= DESCRIPTION OF THE TASK =
Revise the material from its beginning down through the line containing "nresidue-bar [287, 433, 295, 756]", replacing "Residue index" with "Residue number" and leaving everything else unchanged.

= SUPPLIED DATA =
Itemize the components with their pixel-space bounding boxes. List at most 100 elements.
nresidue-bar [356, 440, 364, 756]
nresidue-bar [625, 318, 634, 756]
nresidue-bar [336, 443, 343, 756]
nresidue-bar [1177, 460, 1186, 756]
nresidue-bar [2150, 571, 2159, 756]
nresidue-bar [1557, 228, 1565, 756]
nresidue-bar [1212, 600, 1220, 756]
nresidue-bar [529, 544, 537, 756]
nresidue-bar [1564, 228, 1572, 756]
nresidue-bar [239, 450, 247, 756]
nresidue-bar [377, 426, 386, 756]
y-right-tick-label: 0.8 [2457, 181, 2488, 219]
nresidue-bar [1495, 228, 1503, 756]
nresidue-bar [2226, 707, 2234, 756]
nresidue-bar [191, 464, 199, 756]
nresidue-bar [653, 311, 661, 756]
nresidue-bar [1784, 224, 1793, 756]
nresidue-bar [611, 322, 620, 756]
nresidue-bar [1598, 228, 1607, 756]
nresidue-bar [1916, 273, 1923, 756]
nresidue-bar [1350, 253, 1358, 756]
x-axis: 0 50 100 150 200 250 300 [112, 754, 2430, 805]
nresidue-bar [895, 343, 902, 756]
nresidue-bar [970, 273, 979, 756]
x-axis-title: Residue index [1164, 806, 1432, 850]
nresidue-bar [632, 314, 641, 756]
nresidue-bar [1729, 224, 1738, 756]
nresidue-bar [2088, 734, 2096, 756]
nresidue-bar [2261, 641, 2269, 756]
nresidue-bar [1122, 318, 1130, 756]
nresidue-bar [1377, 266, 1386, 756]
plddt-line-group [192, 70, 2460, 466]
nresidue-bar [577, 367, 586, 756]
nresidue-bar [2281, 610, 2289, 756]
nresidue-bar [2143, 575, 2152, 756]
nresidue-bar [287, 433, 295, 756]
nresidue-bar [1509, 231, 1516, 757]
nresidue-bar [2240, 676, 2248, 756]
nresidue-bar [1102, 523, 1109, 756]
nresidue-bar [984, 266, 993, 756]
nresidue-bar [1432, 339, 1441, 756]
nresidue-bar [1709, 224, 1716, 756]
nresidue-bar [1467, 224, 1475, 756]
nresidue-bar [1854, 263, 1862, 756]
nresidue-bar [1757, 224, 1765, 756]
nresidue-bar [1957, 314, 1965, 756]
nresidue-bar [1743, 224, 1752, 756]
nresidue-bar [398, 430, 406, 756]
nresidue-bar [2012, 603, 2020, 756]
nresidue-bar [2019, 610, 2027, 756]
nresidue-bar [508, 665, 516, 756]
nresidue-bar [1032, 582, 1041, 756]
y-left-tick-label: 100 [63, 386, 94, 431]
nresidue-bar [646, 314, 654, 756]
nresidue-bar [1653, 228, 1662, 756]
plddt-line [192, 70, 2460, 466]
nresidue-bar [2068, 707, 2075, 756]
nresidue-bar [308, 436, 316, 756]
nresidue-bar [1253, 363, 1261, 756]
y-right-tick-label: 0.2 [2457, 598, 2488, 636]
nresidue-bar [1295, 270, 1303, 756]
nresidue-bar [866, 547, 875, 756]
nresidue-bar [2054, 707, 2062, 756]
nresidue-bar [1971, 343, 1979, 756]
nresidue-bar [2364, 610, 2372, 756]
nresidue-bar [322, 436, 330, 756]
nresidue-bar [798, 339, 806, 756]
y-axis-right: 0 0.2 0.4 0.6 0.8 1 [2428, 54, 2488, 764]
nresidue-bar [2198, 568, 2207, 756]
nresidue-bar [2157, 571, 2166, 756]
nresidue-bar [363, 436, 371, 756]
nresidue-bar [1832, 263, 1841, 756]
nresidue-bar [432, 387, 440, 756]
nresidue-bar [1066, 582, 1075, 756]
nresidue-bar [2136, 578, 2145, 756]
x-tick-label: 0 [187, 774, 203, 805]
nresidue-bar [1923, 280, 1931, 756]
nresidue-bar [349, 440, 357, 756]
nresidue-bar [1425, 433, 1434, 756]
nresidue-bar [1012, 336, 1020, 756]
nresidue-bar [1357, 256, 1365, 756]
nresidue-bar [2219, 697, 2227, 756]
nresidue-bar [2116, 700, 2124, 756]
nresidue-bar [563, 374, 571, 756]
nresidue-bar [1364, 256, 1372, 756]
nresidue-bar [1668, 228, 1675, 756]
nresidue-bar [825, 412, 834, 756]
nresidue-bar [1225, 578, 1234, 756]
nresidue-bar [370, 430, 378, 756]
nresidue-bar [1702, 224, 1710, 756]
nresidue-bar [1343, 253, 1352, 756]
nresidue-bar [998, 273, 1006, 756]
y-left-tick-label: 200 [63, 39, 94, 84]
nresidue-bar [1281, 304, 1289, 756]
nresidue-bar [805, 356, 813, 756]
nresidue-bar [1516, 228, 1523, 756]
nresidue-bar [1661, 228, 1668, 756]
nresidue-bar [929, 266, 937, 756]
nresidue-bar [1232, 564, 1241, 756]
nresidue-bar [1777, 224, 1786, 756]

= EXERCISE SOLUTION =
Itemize the components with their pixel-space bounding boxes. List at most 100 elements.
nresidue-bar [356, 440, 364, 756]
nresidue-bar [625, 318, 634, 756]
nresidue-bar [336, 443, 343, 756]
nresidue-bar [1177, 460, 1186, 756]
nresidue-bar [2150, 571, 2159, 756]
nresidue-bar [1557, 228, 1565, 756]
nresidue-bar [1212, 600, 1220, 756]
nresidue-bar [529, 544, 537, 756]
nresidue-bar [1564, 228, 1572, 756]
nresidue-bar [239, 450, 247, 756]
nresidue-bar [377, 426, 386, 756]
y-right-tick-label: 0.8 [2457, 181, 2488, 219]
nresidue-bar [1495, 228, 1503, 756]
nresidue-bar [2226, 707, 2234, 756]
nresidue-bar [191, 464, 199, 756]
nresidue-bar [653, 311, 661, 756]
nresidue-bar [1784, 224, 1793, 756]
nresidue-bar [611, 322, 620, 756]
nresidue-bar [1598, 228, 1607, 756]
nresidue-bar [1916, 273, 1923, 756]
nresidue-bar [1350, 253, 1358, 756]
x-axis: 0 50 100 150 200 250 300 [112, 754, 2430, 805]
nresidue-bar [895, 343, 902, 756]
nresidue-bar [970, 273, 979, 756]
x-axis-title: Residue number [1164, 806, 1432, 850]
nresidue-bar [632, 314, 641, 756]
nresidue-bar [1729, 224, 1738, 756]
nresidue-bar [2088, 734, 2096, 756]
nresidue-bar [2261, 641, 2269, 756]
nresidue-bar [1122, 318, 1130, 756]
nresidue-bar [1377, 266, 1386, 756]
plddt-line-group [192, 70, 2460, 466]
nresidue-bar [577, 367, 586, 756]
nresidue-bar [2281, 610, 2289, 756]
nresidue-bar [2143, 575, 2152, 756]
nresidue-bar [287, 433, 295, 756]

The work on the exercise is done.